▶ [Work to complete] Report each line of the data below in which "wrapped" appears.

[Document structure recognition data]
- - - -

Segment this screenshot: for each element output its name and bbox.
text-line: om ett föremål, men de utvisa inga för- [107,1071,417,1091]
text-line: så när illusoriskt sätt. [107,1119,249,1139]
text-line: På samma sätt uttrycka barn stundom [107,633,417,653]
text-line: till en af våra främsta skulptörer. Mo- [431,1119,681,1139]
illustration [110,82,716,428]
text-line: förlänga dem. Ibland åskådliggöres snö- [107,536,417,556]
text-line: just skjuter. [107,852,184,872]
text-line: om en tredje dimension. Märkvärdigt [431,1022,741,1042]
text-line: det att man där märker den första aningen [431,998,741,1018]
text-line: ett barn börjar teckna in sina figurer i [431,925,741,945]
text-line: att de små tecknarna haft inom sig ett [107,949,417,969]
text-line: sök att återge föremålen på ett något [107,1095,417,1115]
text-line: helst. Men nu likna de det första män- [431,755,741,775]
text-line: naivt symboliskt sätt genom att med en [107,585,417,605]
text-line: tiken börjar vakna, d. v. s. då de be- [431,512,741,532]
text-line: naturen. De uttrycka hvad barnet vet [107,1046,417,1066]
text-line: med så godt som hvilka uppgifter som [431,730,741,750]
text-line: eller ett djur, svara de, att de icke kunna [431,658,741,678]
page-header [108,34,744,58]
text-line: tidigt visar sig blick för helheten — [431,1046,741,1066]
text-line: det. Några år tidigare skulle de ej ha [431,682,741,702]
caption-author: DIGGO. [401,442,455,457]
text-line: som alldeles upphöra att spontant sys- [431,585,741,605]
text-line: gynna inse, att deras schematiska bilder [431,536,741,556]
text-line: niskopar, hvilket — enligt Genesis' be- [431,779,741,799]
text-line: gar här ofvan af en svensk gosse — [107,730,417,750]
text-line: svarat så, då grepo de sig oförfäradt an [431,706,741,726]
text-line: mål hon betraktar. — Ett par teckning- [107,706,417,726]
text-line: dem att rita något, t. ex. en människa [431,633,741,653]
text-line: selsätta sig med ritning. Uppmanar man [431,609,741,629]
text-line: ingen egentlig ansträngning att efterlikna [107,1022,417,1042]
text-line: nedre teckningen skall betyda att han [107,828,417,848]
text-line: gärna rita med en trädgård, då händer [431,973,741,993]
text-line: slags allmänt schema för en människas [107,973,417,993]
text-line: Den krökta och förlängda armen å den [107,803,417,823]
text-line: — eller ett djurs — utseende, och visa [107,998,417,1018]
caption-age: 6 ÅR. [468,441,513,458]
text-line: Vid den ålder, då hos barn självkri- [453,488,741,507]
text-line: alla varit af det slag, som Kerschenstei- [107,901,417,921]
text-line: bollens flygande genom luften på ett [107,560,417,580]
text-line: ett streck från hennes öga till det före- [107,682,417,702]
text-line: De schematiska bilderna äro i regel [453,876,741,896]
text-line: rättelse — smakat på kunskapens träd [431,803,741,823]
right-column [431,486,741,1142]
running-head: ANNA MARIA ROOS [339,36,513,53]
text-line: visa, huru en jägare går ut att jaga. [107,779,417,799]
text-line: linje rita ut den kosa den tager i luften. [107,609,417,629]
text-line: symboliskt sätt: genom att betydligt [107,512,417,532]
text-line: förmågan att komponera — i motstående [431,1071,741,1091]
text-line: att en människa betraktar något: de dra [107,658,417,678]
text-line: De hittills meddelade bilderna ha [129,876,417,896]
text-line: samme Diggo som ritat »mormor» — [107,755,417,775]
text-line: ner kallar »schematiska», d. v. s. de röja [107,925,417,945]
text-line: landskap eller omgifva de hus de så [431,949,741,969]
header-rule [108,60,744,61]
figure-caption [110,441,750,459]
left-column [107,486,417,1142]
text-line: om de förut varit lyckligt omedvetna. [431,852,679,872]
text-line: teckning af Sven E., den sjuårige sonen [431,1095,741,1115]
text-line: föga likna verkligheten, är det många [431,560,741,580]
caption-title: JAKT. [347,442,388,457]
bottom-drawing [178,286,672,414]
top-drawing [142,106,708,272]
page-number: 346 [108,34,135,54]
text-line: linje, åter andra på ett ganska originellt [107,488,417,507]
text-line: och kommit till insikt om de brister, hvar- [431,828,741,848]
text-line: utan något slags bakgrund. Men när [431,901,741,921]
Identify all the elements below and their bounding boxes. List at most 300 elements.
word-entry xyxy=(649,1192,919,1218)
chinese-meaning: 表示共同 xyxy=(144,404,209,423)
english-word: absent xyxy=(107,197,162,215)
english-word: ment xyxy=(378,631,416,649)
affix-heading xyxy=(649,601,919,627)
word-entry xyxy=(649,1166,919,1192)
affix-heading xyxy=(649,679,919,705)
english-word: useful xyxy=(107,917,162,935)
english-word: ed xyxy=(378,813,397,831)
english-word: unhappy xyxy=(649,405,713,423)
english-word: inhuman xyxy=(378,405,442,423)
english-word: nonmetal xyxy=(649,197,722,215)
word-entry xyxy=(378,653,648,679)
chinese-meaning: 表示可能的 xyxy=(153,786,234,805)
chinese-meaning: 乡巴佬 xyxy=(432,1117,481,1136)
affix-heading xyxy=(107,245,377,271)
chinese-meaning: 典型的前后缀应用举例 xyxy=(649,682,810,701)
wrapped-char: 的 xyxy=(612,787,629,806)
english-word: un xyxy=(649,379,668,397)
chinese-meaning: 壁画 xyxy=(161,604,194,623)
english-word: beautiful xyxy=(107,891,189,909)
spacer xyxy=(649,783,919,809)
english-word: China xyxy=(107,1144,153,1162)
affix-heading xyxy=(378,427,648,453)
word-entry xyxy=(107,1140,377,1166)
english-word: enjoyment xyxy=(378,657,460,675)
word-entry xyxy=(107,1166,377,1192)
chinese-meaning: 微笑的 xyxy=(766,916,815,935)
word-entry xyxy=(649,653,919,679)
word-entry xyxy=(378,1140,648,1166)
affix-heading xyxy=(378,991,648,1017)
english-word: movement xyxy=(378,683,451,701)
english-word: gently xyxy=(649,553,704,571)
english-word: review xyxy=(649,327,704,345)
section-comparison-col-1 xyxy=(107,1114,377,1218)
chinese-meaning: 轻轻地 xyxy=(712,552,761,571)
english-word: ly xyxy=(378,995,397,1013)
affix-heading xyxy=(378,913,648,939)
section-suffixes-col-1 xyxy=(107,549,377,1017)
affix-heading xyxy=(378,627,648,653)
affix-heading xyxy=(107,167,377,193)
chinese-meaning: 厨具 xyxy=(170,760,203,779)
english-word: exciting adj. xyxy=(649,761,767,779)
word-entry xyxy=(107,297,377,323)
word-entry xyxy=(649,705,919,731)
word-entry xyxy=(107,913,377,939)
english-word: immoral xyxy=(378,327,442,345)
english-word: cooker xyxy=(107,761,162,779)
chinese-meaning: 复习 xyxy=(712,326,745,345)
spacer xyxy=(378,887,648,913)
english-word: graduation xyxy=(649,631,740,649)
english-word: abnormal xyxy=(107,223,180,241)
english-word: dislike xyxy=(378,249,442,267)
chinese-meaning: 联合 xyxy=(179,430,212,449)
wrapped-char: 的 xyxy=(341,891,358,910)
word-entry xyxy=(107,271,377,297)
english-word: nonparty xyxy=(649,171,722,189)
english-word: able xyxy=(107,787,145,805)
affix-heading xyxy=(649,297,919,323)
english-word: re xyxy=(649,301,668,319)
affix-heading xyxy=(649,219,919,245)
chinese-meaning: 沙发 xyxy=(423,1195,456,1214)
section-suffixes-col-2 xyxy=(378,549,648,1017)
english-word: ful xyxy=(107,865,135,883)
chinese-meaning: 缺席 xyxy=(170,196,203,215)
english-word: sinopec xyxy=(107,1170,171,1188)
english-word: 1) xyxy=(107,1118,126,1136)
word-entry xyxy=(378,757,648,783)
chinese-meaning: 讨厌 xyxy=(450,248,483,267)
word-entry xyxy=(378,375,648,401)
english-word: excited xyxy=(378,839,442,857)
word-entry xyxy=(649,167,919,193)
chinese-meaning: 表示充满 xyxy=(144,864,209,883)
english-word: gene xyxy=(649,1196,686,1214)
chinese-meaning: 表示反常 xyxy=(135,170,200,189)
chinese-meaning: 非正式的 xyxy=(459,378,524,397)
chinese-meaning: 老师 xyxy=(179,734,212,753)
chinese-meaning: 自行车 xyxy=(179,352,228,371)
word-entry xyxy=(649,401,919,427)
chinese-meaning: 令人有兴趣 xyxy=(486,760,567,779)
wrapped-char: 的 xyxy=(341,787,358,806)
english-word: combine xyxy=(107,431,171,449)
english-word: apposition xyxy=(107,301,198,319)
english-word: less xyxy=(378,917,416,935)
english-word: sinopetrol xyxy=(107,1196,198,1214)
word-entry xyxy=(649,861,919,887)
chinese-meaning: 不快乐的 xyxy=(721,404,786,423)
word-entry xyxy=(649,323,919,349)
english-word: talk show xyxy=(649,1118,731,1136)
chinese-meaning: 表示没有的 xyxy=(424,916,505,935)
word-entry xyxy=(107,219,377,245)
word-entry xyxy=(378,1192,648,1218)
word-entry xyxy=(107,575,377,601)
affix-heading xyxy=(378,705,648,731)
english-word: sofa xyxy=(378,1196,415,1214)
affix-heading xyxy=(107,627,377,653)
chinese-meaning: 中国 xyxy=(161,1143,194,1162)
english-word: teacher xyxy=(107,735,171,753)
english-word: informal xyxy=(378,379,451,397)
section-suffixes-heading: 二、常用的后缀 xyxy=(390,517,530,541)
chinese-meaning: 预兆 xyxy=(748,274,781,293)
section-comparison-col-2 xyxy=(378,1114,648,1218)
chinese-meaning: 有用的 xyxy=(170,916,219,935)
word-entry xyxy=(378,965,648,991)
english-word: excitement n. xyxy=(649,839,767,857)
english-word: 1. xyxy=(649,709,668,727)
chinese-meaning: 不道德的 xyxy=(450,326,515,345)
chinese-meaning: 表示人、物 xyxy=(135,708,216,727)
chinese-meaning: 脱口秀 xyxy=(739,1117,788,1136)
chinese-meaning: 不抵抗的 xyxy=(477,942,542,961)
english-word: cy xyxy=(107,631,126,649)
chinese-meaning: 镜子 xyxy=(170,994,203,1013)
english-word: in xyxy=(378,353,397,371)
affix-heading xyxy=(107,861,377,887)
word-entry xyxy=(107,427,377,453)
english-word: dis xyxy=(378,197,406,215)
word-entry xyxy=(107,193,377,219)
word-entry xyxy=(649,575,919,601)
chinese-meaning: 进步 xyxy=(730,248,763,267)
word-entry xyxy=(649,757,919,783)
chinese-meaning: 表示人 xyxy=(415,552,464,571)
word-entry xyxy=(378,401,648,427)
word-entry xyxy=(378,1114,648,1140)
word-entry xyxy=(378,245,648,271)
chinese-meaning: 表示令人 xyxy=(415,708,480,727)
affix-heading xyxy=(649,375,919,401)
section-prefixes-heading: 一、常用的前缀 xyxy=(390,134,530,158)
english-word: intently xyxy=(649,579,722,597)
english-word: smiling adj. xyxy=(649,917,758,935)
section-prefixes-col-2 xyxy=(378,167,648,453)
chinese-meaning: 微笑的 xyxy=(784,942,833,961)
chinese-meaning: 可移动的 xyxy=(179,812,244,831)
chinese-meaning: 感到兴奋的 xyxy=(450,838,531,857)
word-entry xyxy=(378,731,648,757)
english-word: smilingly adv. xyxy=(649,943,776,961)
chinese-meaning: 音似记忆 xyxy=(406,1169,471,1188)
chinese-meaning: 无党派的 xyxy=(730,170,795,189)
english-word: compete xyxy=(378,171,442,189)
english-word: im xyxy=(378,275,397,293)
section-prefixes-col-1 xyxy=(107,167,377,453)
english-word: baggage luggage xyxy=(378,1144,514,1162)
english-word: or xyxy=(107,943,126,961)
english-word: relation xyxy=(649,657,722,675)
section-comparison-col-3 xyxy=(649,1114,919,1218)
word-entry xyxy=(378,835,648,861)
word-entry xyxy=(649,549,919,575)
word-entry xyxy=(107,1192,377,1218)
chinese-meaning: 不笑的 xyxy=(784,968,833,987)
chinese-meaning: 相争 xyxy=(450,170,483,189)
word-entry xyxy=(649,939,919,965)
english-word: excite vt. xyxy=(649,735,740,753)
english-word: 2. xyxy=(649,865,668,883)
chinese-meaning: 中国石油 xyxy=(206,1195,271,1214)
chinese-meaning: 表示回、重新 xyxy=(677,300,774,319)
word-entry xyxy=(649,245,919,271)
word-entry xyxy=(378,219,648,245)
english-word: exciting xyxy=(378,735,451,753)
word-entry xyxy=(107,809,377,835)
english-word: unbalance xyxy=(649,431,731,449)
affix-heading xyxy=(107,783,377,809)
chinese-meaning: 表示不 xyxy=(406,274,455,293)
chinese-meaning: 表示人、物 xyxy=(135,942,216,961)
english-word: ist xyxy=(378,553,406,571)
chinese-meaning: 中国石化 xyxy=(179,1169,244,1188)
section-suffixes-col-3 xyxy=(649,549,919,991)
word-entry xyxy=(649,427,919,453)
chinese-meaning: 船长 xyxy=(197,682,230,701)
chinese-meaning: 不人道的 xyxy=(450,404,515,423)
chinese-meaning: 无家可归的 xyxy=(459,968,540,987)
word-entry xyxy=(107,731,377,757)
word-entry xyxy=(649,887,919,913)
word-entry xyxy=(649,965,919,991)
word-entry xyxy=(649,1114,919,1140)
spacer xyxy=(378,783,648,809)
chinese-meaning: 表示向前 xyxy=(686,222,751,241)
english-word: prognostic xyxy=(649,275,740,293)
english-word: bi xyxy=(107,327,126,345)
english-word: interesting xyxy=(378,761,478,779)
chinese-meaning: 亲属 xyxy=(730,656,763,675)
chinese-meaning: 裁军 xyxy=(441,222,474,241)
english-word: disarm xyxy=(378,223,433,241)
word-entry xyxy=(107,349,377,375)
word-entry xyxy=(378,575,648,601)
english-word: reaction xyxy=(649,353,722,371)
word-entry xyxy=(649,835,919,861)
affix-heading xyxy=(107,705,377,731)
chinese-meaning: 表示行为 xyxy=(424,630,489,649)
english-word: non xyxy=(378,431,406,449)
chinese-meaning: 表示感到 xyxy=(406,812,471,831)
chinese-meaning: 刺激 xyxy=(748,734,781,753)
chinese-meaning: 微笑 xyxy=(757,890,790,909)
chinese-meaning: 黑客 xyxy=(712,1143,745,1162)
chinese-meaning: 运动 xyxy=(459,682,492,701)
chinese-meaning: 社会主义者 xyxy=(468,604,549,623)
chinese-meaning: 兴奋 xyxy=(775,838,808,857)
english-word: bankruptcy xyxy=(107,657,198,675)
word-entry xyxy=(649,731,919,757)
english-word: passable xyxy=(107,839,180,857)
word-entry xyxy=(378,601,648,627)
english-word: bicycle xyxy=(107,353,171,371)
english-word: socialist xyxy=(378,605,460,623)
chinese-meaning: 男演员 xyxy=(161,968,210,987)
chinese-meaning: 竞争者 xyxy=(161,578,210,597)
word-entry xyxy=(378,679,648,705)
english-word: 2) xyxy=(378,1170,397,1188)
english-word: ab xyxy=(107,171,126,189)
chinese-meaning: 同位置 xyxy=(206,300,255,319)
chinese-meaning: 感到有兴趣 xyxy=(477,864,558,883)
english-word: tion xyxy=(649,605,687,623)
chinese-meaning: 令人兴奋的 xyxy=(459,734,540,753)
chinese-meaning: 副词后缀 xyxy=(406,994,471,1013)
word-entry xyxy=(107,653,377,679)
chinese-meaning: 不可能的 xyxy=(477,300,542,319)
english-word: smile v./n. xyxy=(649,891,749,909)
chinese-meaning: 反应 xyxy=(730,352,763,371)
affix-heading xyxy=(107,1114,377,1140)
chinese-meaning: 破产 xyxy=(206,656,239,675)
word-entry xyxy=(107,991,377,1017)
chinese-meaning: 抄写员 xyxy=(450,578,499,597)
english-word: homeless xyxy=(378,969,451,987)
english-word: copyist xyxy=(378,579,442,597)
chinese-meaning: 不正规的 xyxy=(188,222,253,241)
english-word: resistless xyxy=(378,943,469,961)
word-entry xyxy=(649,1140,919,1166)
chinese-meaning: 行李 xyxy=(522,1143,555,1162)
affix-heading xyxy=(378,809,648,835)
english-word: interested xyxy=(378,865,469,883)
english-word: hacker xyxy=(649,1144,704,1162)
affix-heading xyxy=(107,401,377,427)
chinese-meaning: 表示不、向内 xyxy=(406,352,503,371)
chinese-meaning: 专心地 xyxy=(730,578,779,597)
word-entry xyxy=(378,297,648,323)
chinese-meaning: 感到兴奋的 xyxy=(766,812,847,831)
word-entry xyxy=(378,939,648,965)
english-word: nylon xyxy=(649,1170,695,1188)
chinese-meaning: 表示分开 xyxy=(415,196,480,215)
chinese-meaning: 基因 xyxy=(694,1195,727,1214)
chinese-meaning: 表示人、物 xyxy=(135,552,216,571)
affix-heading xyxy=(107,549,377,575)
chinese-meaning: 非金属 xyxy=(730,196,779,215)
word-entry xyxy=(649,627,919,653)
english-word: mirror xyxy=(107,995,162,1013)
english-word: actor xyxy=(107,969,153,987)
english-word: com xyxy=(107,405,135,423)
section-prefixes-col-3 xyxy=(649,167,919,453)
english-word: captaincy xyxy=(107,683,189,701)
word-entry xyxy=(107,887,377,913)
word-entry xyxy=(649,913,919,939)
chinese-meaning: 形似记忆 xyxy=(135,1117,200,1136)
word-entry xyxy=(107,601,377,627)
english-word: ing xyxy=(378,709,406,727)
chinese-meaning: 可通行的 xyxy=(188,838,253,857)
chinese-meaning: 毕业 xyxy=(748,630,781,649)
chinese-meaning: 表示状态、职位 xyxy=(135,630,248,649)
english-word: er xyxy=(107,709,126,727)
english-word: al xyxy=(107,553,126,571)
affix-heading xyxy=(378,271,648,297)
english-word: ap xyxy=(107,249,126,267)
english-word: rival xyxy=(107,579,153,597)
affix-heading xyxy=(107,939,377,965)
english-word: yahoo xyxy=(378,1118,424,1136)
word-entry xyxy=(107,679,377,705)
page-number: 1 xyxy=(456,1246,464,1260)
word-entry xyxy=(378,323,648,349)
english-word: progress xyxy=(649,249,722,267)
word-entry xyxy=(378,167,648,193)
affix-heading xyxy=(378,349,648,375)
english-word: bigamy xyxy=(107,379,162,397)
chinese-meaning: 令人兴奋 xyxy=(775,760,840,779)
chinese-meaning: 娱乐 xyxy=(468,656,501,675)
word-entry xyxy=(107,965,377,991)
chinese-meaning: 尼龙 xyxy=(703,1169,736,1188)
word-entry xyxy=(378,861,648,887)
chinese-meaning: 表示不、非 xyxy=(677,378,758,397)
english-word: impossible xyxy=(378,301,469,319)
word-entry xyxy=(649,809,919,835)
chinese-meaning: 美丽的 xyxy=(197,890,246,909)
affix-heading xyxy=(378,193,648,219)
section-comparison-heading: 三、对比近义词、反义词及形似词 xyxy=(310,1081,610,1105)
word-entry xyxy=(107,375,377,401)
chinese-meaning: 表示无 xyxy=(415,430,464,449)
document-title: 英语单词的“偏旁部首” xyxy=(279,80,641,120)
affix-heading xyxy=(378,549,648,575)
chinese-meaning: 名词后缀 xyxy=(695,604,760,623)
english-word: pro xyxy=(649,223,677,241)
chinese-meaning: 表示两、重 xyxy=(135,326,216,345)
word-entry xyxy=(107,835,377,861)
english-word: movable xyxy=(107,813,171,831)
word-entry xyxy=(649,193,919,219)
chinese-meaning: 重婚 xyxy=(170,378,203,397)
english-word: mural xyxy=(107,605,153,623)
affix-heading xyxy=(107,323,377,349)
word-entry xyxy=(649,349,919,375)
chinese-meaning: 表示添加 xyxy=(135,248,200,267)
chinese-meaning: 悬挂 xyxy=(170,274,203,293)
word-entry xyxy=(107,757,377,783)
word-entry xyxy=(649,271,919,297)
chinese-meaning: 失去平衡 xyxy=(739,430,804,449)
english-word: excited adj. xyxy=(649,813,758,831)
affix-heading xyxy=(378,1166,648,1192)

- - - -

▶ [Response below]
wrapped-char: 的 xyxy=(612,787,629,806)
wrapped-char: 的 xyxy=(341,891,358,910)
wrapped-char: 的 xyxy=(341,787,358,806)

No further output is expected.